* **Your goal**: Select lines where the word "text" appears.

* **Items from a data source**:
++++
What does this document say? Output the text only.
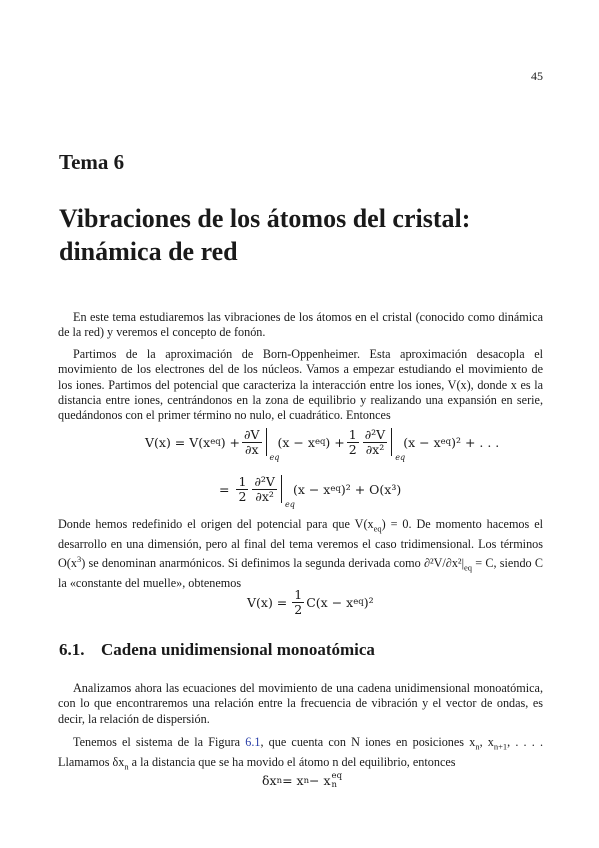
45
Tema 6
Vibraciones de los átomos del cristal:
dinámica de red

En este tema estudiaremos las vibraciones de los átomos en el cristal (conocido como dinámica de la red) y veremos el concepto de fonón.

Partimos de la aproximación de Born-Oppenheimer. Esta aproximación desacopla el movimiento de los electrones del de los núcleos. Vamos a empezar estudiando el movimiento de los iones. Partimos del potencial que caracteriza la interacción entre los iones, V(x), donde x es la distancia entre iones, centrándonos en la zona de equilibrio y realizando una expansión en serie, quedándonos con el primer término no nulo, el cuadrático. Entonces

V(x) = V(x eq ) + $\frac{\partial V}{\partial x}$
eq
(x − x eq ) + $\frac{1}{2} \frac{\text{∂²V}}{\text{∂x²}}$
eq
(x − x eq )² + . . .
= $\frac{1}{2} \frac{\text{∂²V}}{\text{∂x²}}$
eq
(x − x eq )² + O(x³)

Donde hemos redefinido el origen del potencial para que $V(x_{eq}) = 0$. De momento hacemos el desarrollo en una dimensión, pero al final del tema veremos el caso tridimensional. Los términos $O(x^3)$ se denominan anarmónicos. Si definimos la segunda derivada como $\partial^2V/\partial x^2|_{eq} = C$, siendo C la «constante del muelle», obtenemos

$V(x) = \frac{1}{2} C(x - x$ eq )²
6.1. Cadena unidimensional monoatómica

Analizamos ahora las ecuaciones del movimiento de una cadena unidimensional monoatómica, con lo que encontraremos una relación entre la frecuencia de vibración y el vector de ondas, es decir, la relación de dispersión.

Tenemos el sistema de la Figura 6.1, que cuenta con N iones en posiciones $x_n$, $x_{n+1}$, . . . . Llamamos $\delta x_n$ a la distancia que se ha movido el átomo n del equilibrio, entonces

δx n = x n − x eq
n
++++
* **Result of this exercise**:
What does this document say? Output the text only.
(x − x eq ) + $\frac{1}{2} \frac{\text{∂²V}}{\text{∂x²}}$
= $\frac{1}{2} \frac{\text{∂²V}}{\text{∂x²}}$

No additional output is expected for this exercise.